DESCRIPTION OF THE TASK: Tally the lines below that contain the string "dots". How many are there? Reply with the number alone.

— Begin —

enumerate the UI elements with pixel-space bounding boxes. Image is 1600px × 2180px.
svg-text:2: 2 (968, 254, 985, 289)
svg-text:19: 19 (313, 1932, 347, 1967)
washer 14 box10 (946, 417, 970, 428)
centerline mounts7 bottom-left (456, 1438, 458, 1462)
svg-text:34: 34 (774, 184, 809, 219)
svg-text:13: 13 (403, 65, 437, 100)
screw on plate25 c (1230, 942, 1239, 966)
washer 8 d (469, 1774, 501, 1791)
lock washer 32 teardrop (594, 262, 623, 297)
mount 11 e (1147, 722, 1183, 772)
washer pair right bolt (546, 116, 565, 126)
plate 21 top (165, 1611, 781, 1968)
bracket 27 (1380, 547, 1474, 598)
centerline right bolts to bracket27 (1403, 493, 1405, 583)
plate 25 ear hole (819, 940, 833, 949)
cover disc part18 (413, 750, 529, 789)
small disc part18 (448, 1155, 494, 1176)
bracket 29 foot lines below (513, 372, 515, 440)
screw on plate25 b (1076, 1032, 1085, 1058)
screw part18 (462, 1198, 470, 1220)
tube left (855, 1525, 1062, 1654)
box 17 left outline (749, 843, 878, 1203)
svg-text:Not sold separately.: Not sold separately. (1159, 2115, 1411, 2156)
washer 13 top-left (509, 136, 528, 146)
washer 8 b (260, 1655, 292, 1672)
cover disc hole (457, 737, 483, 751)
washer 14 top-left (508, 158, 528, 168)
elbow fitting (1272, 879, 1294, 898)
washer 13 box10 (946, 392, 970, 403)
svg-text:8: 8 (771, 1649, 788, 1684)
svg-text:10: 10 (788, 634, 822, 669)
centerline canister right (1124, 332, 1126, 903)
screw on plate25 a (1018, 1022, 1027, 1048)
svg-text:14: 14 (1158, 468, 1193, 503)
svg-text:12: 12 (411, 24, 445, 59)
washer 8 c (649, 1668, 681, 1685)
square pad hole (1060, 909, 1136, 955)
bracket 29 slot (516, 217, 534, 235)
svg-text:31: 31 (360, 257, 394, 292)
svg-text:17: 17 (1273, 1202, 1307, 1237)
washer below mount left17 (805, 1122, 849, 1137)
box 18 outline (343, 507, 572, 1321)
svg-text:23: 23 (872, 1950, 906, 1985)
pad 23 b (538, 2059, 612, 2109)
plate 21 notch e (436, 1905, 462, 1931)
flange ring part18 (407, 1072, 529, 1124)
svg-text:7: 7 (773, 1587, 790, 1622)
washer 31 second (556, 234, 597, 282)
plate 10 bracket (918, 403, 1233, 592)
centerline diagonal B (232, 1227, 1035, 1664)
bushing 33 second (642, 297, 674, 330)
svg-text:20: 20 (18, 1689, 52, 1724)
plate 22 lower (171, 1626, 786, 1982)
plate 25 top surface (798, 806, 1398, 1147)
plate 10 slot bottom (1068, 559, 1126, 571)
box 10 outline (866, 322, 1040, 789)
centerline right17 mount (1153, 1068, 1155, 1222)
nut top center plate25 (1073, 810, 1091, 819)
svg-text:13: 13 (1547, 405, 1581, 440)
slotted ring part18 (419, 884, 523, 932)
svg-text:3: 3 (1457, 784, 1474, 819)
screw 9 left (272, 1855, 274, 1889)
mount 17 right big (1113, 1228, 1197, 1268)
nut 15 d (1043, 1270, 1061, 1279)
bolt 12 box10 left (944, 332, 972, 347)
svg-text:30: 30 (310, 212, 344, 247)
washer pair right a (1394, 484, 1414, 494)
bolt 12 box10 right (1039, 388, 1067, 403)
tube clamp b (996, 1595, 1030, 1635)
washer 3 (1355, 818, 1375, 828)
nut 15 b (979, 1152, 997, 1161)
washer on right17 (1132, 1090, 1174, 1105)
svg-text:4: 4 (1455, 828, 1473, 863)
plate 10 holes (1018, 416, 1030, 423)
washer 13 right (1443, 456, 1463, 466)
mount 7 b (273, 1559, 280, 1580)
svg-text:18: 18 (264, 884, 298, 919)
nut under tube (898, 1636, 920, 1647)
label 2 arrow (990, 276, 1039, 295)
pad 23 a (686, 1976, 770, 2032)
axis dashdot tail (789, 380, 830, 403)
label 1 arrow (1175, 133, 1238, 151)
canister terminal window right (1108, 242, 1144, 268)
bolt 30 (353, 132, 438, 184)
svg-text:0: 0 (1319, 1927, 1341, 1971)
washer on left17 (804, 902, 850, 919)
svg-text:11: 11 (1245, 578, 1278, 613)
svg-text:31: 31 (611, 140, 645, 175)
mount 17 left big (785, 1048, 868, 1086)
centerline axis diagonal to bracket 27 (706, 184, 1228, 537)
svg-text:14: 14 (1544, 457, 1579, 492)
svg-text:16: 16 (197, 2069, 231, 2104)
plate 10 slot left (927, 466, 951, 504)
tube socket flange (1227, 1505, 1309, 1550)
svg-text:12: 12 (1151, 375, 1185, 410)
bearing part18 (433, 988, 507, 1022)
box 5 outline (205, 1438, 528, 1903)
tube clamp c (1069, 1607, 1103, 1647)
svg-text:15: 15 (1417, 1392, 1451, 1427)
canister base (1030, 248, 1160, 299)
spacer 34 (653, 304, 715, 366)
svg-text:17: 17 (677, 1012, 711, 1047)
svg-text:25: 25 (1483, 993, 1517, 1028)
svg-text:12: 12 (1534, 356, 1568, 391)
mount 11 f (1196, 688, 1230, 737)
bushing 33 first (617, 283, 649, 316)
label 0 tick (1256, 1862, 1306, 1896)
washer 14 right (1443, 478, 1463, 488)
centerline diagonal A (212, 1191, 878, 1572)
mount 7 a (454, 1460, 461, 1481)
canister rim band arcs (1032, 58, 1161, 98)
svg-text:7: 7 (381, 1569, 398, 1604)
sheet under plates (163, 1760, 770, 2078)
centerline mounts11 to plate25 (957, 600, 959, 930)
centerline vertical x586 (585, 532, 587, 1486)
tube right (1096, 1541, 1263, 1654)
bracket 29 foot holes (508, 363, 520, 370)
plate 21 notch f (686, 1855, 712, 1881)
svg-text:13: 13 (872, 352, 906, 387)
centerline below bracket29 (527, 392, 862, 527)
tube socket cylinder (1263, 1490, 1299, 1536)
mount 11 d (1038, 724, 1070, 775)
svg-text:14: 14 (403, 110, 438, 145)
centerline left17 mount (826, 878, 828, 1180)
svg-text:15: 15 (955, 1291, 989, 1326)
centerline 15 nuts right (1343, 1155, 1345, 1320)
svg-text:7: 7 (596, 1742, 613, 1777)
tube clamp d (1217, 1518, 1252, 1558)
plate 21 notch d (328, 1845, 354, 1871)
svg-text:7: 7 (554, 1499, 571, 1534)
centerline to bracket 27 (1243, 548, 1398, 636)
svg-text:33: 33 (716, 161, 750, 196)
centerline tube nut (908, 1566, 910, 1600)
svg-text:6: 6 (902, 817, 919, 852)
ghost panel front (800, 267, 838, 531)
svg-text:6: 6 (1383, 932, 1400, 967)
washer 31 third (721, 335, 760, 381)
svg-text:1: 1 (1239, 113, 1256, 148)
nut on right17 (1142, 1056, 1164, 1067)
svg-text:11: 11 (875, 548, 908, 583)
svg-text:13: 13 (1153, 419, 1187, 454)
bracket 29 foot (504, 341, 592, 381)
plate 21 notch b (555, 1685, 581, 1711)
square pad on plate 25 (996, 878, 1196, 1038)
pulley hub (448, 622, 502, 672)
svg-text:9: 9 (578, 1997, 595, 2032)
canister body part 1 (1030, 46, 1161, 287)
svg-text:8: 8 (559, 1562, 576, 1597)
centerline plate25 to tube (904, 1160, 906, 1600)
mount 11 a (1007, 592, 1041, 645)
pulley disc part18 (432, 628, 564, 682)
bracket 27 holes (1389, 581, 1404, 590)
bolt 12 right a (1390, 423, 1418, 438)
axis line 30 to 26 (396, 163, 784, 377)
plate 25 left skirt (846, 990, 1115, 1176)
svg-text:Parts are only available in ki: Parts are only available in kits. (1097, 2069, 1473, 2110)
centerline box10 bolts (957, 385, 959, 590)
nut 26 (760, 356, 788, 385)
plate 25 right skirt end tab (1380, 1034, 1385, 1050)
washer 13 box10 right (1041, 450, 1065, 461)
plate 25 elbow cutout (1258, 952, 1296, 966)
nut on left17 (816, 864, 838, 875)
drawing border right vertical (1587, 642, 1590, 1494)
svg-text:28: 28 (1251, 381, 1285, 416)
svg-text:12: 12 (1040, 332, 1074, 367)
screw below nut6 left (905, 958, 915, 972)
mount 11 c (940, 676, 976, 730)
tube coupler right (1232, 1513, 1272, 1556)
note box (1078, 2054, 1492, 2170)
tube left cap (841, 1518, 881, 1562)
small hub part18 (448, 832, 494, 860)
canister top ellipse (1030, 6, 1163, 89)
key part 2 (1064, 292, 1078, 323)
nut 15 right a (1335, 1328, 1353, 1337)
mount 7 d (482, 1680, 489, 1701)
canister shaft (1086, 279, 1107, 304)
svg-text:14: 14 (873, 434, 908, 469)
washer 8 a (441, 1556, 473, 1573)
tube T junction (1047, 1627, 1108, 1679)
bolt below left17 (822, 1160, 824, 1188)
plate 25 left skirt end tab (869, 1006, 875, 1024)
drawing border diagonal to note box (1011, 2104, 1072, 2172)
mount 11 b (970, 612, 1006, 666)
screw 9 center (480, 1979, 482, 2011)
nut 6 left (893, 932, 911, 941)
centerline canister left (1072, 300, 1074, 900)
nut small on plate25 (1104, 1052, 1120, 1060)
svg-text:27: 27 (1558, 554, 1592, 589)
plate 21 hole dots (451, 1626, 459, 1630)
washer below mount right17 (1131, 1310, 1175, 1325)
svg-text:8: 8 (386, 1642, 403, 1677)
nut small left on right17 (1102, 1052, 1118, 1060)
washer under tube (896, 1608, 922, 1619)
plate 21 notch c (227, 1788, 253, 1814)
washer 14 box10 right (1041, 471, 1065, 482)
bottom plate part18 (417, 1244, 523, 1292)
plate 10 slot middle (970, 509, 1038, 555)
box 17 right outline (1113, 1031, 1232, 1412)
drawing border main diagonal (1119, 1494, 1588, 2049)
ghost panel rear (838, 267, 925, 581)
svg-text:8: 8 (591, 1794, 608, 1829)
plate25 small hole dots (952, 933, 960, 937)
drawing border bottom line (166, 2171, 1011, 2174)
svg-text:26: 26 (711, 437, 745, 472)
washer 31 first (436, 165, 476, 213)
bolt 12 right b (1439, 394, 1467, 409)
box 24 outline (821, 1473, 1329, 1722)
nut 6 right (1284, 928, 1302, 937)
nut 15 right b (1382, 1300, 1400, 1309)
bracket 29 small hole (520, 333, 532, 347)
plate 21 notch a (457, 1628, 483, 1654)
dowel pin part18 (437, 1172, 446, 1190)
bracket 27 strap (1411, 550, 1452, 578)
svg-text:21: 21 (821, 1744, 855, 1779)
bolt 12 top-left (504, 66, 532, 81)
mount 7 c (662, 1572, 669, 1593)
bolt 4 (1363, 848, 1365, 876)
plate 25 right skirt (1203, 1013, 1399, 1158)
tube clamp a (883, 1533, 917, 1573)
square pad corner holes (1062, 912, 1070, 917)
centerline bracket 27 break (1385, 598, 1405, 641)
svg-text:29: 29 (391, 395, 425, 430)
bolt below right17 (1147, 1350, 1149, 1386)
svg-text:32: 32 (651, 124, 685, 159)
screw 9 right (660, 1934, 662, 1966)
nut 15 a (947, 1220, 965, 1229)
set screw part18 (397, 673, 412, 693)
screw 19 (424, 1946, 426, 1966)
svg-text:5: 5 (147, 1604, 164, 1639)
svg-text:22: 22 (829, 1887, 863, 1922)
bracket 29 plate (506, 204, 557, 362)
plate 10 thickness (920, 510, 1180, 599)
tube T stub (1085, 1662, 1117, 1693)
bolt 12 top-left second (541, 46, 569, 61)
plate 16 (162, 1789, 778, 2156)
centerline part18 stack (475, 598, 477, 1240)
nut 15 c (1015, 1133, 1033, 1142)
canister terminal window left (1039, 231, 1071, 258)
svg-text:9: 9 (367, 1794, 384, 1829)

— End —

FULL ANSWER: 2